WHAT IS BEING ASKED
Restate the listing below word for word, omitting any images.

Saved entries
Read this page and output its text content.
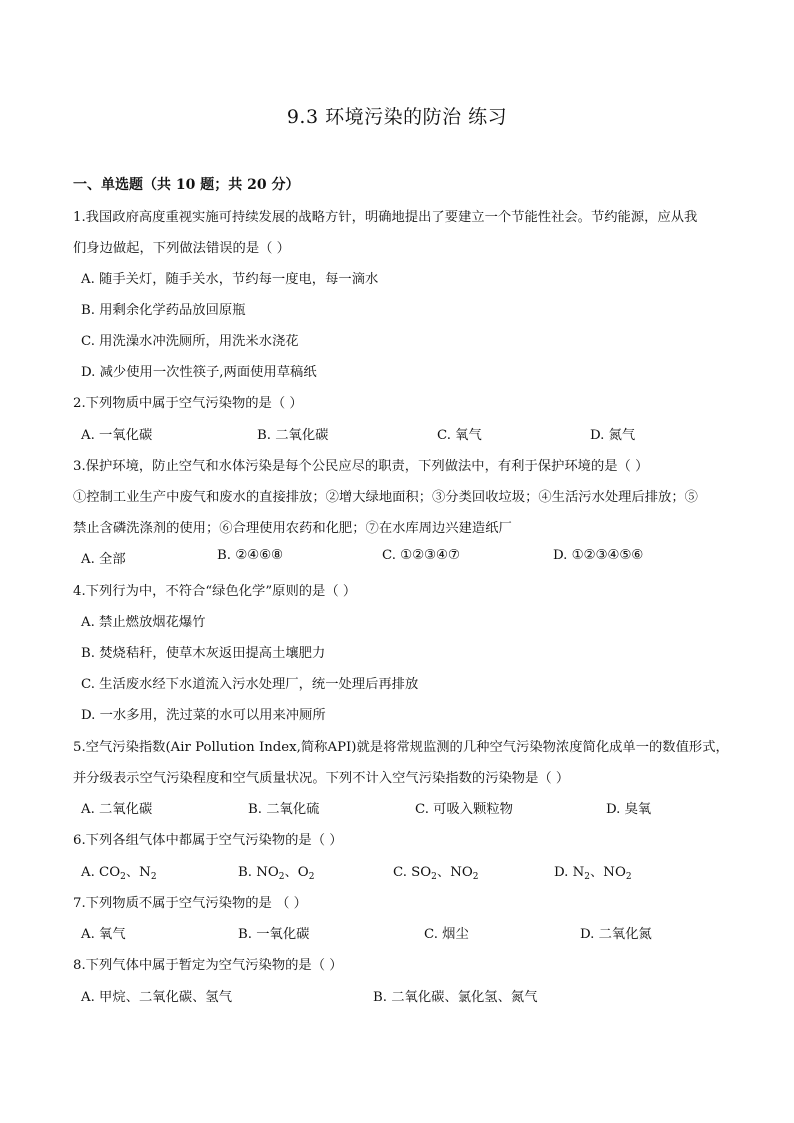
9.3 环境污染的防治 练习
一、单选题（共 10 题；共 20 分）
1.我国政府高度重视实施可持续发展的战略方针，明确地提出了要建立一个节能性社会。节约能源，应从我
们身边做起，下列做法错误的是（ ）
A. 随手关灯，随手关水，节约每一度电，每一滴水
B. 用剩余化学药品放回原瓶
C. 用洗澡水冲洗厕所，用洗米水浇花
D. 减少使用一次性筷子,两面使用草稿纸
2.下列物质中属于空气污染物的是（ ）
A. 一氧化碳	B. 二氧化碳	C. 氧气	D. 氮气
3.保护环境，防止空气和水体污染是每个公民应尽的职责，下列做法中，有利于保护环境的是（ ）
①控制工业生产中废气和废水的直接排放；②增大绿地面积；③分类回收垃圾；④生活污水处理后排放；⑤
禁止含磷洗涤剂的使用；⑥合理使用农药和化肥；⑦在水库周边兴建造纸厂
A. 全部	B. ②④⑥⑧	C. ①②③④⑦	D. ①②③④⑤⑥
4.下列行为中，不符合“绿色化学”原则的是（ ）
A. 禁止燃放烟花爆竹
B. 焚烧秸秆，使草木灰返田提高土壤肥力
C. 生活废水经下水道流入污水处理厂，统一处理后再排放
D. 一水多用，洗过菜的水可以用来冲厕所
5.空气污染指数(Air Pollution Index,简称API)就是将常规监测的几种空气污染物浓度简化成单一的数值形式，
并分级表示空气污染程度和空气质量状况。下列不计入空气污染指数的污染物是（ ）
A. 二氧化碳	B. 二氧化硫	C. 可吸入颗粒物	D. 臭氧
6.下列各组气体中都属于空气污染物的是（ ）
A. $CO_2$、$N_2$	B. $NO_2$、$O_2$	C. $SO_2$、$NO_2$	D. $N_2$、$NO_2$
7.下列物质不属于空气污染物的是 （ ）
A. 氧气	B. 一氧化碳	C. 烟尘	D. 二氧化氮
8.下列气体中属于暂定为空气污染物的是（ ）
A. 甲烷、二氧化碳、氢气	B. 二氧化碳、氯化氢、氮气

RESULT
Read this page and output its text content.
9.3 环境污染的防治 练习
一、单选题（共 10 题；共 20 分）
1.我国政府高度重视实施可持续发展的战略方针，明确地提出了要建立一个节能性社会。节约能源，应从我
们身边做起，下列做法错误的是（ ）
A. 随手关灯，随手关水，节约每一度电，每一滴水
B. 用剩余化学药品放回原瓶
C. 用洗澡水冲洗厕所，用洗米水浇花
D. 减少使用一次性筷子,两面使用草稿纸
2.下列物质中属于空气污染物的是（ ）
A. 一氧化碳	B. 二氧化碳	C. 氧气	D. 氮气
3.保护环境，防止空气和水体污染是每个公民应尽的职责，下列做法中，有利于保护环境的是（ ）
①控制工业生产中废气和废水的直接排放；②增大绿地面积；③分类回收垃圾；④生活污水处理后排放；⑤
禁止含磷洗涤剂的使用；⑥合理使用农药和化肥；⑦在水库周边兴建造纸厂
A. 全部	B. ②④⑥⑧	C. ①②③④⑦	D. ①②③④⑤⑥
4.下列行为中，不符合“绿色化学”原则的是（ ）
A. 禁止燃放烟花爆竹
B. 焚烧秸秆，使草木灰返田提高土壤肥力
C. 生活废水经下水道流入污水处理厂，统一处理后再排放
D. 一水多用，洗过菜的水可以用来冲厕所
5.空气污染指数(Air Pollution Index,简称API)就是将常规监测的几种空气污染物浓度简化成单一的数值形式，
并分级表示空气污染程度和空气质量状况。下列不计入空气污染指数的污染物是（ ）
A. 二氧化碳	B. 二氧化硫	C. 可吸入颗粒物	D. 臭氧
6.下列各组气体中都属于空气污染物的是（ ）
A. $CO_2$、$N_2$	B. $NO_2$、$O_2$	C. $SO_2$、$NO_2$	D. $N_2$、$NO_2$
7.下列物质不属于空气污染物的是 （ ）
A. 氧气	B. 一氧化碳	C. 烟尘	D. 二氧化氮
8.下列气体中属于暂定为空气污染物的是（ ）
A. 甲烷、二氧化碳、氢气	B. 二氧化碳、氯化氢、氮气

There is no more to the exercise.